(Structured figure records)
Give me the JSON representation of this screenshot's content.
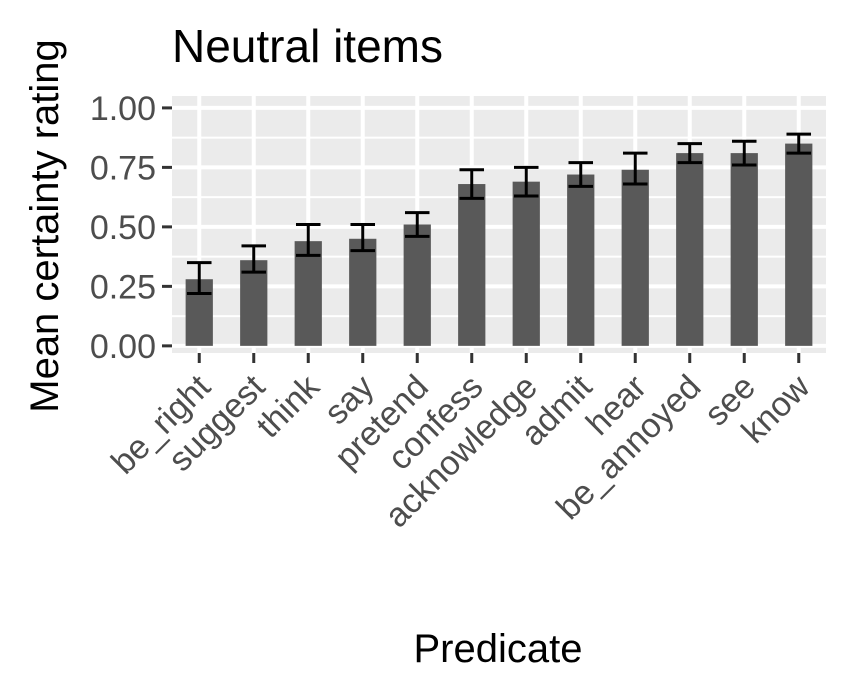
{
  "chart_data": {
    "type": "bar",
    "title": "Neutral items",
    "xlabel": "Predicate",
    "ylabel": "Mean certainty rating",
    "categories": [
      "be_right",
      "suggest",
      "think",
      "say",
      "pretend",
      "confess",
      "acknowledge",
      "admit",
      "hear",
      "be_annoyed",
      "see",
      "know"
    ],
    "values": [
      0.28,
      0.36,
      0.44,
      0.45,
      0.51,
      0.68,
      0.69,
      0.72,
      0.74,
      0.81,
      0.81,
      0.85
    ],
    "error_lower": [
      0.22,
      0.31,
      0.38,
      0.4,
      0.46,
      0.62,
      0.63,
      0.67,
      0.68,
      0.77,
      0.76,
      0.81
    ],
    "error_upper": [
      0.35,
      0.42,
      0.51,
      0.51,
      0.56,
      0.74,
      0.75,
      0.77,
      0.81,
      0.85,
      0.86,
      0.89
    ],
    "ylim": [
      -0.03,
      1.05
    ],
    "yticks": [
      0.0,
      0.25,
      0.5,
      0.75,
      1.0
    ],
    "ytick_labels": [
      "0.00",
      "0.25",
      "0.50",
      "0.75",
      "1.00"
    ],
    "grid": true,
    "colors": {
      "bar": "#595959",
      "panel": "#ebebeb",
      "grid": "#ffffff",
      "error_bar": "#000000",
      "tick": "#333333"
    }
  }
}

- **Exercise prompt**:
The entries above are to be returned exactly, without their pictures.

- **Output of the task**:
Give me the JSON representation of this screenshot's content.
{
  "chart_data": {
    "type": "bar",
    "title": "Neutral items",
    "xlabel": "Predicate",
    "ylabel": "Mean certainty rating",
    "categories": [
      "be_right",
      "suggest",
      "think",
      "say",
      "pretend",
      "confess",
      "acknowledge",
      "admit",
      "hear",
      "be_annoyed",
      "see",
      "know"
    ],
    "values": [
      0.28,
      0.36,
      0.44,
      0.45,
      0.51,
      0.68,
      0.69,
      0.72,
      0.74,
      0.81,
      0.81,
      0.85
    ],
    "error_lower": [
      0.22,
      0.31,
      0.38,
      0.4,
      0.46,
      0.62,
      0.63,
      0.67,
      0.68,
      0.77,
      0.76,
      0.81
    ],
    "error_upper": [
      0.35,
      0.42,
      0.51,
      0.51,
      0.56,
      0.74,
      0.75,
      0.77,
      0.81,
      0.85,
      0.86,
      0.89
    ],
    "ylim": [
      -0.03,
      1.05
    ],
    "yticks": [
      0.0,
      0.25,
      0.5,
      0.75,
      1.0
    ],
    "ytick_labels": [
      "0.00",
      "0.25",
      "0.50",
      "0.75",
      "1.00"
    ],
    "grid": true,
    "colors": {
      "bar": "#595959",
      "panel": "#ebebeb",
      "grid": "#ffffff",
      "error_bar": "#000000",
      "tick": "#333333"
    }
  }
}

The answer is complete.